* **Your instructions**:
Transcribe every line of the listing below without any deviation.

* **Input**:
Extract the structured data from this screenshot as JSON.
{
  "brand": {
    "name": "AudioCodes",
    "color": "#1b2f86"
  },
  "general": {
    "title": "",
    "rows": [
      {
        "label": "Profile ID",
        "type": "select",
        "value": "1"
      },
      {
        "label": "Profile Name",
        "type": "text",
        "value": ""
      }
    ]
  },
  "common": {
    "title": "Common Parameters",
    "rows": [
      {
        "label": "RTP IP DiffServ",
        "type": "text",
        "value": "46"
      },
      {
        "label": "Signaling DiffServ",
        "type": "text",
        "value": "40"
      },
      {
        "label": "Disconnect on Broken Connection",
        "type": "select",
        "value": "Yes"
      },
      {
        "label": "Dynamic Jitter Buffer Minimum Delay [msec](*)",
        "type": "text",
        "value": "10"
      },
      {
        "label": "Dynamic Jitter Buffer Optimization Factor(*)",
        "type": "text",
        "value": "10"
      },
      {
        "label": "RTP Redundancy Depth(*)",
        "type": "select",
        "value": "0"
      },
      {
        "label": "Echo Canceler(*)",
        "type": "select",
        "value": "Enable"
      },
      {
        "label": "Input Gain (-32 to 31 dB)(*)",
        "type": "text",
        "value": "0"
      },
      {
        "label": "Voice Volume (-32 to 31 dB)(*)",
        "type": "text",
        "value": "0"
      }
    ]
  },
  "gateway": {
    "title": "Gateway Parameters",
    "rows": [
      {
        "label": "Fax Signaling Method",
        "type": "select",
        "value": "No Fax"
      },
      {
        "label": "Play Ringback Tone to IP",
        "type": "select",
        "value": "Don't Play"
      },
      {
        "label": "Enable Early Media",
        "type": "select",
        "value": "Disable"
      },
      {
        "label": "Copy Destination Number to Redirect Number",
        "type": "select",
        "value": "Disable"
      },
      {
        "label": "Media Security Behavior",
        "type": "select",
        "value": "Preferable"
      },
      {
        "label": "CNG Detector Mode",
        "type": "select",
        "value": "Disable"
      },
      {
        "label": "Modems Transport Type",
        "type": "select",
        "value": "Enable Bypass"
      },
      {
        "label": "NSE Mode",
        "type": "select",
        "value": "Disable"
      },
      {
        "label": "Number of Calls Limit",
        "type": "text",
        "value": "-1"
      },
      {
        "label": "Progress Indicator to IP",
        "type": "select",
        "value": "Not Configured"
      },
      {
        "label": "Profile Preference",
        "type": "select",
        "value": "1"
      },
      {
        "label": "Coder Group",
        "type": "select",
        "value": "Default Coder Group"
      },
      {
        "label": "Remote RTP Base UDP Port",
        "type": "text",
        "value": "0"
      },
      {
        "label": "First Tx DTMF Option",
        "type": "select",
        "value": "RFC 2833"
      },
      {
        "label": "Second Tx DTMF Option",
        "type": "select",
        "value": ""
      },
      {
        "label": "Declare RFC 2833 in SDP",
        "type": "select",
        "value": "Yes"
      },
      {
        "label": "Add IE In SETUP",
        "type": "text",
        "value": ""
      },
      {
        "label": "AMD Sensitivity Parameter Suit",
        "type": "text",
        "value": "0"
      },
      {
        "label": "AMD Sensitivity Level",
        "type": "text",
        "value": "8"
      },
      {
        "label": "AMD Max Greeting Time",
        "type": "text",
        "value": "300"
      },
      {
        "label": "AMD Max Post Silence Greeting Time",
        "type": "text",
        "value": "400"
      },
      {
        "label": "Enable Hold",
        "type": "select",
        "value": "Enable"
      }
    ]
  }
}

* **Worked answer**:
Extract the structured data from this screenshot as JSON.
{
  "brand": {
    "name": "AudioCodes",
    "color": "#1b2f86"
  },
  "general": {
    "title": "",
    "rows": [
      {
        "label": "Profile ID",
        "type": "select",
        "value": "1"
      },
      {
        "label": "Profile Name",
        "type": "text",
        "value": ""
      }
    ]
  },
  "common": {
    "title": "Common Parameters",
    "rows": [
      {
        "label": "RTP IP DiffServ",
        "type": "text",
        "value": "46"
      },
      {
        "label": "Signaling DiffServ",
        "type": "text",
        "value": "40"
      },
      {
        "label": "Disconnect on Broken Connection",
        "type": "select",
        "value": "Yes"
      },
      {
        "label": "Dynamic Jitter Buffer Minimum Delay [msec](*)",
        "type": "text",
        "value": "10"
      },
      {
        "label": "Dynamic Jitter Buffer Optimization Factor(*)",
        "type": "text",
        "value": "10"
      },
      {
        "label": "RTP Redundancy Depth(*)",
        "type": "select",
        "value": "0"
      },
      {
        "label": "Echo Canceler(*)",
        "type": "select",
        "value": "Enable"
      },
      {
        "label": "Input Gain (-32 to 31 dB)(*)",
        "type": "text",
        "value": "0"
      },
      {
        "label": "Voice Volume (-32 to 31 dB)(*)",
        "type": "text",
        "value": "0"
      }
    ]
  },
  "gateway": {
    "title": "Gateway Parameters",
    "rows": [
      {
        "label": "Fax Signaling Method",
        "type": "select",
        "value": "No Fax"
      },
      {
        "label": "Play Ringback Tone to IP",
        "type": "select",
        "value": "Don't Play"
      },
      {
        "label": "Enable Early Media",
        "type": "select",
        "value": "Disable"
      },
      {
        "label": "Copy Destination Number to Redirect Number",
        "type": "select",
        "value": "Disable"
      },
      {
        "label": "Media Security Behavior",
        "type": "select",
        "value": "Preferable"
      },
      {
        "label": "CNG Detector Mode",
        "type": "select",
        "value": "Disable"
      },
      {
        "label": "Modems Transport Type",
        "type": "select",
        "value": "Enable Bypass"
      },
      {
        "label": "NSE Mode",
        "type": "select",
        "value": "Disable"
      },
      {
        "label": "Number of Calls Limit",
        "type": "text",
        "value": "-1"
      },
      {
        "label": "Progress Indicator to IP",
        "type": "select",
        "value": "Not Configured"
      },
      {
        "label": "Profile Preference",
        "type": "select",
        "value": "1"
      },
      {
        "label": "Coder Group",
        "type": "select",
        "value": "Default Coder Group"
      },
      {
        "label": "Remote RTP Base UDP Port",
        "type": "text",
        "value": "0"
      },
      {
        "label": "First Tx DTMF Option",
        "type": "select",
        "value": "RFC 2833"
      },
      {
        "label": "Second Tx DTMF Option",
        "type": "select",
        "value": ""
      },
      {
        "label": "Declare RFC 2833 in SDP",
        "type": "select",
        "value": "Yes"
      },
      {
        "label": "Add IE In SETUP",
        "type": "text",
        "value": ""
      },
      {
        "label": "AMD Sensitivity Parameter Suit",
        "type": "text",
        "value": "0"
      },
      {
        "label": "AMD Sensitivity Level",
        "type": "text",
        "value": "8"
      },
      {
        "label": "AMD Max Greeting Time",
        "type": "text",
        "value": "300"
      },
      {
        "label": "AMD Max Post Silence Greeting Time",
        "type": "text",
        "value": "400"
      },
      {
        "label": "Enable Hold",
        "type": "select",
        "value": "Enable"
      }
    ]
  }
}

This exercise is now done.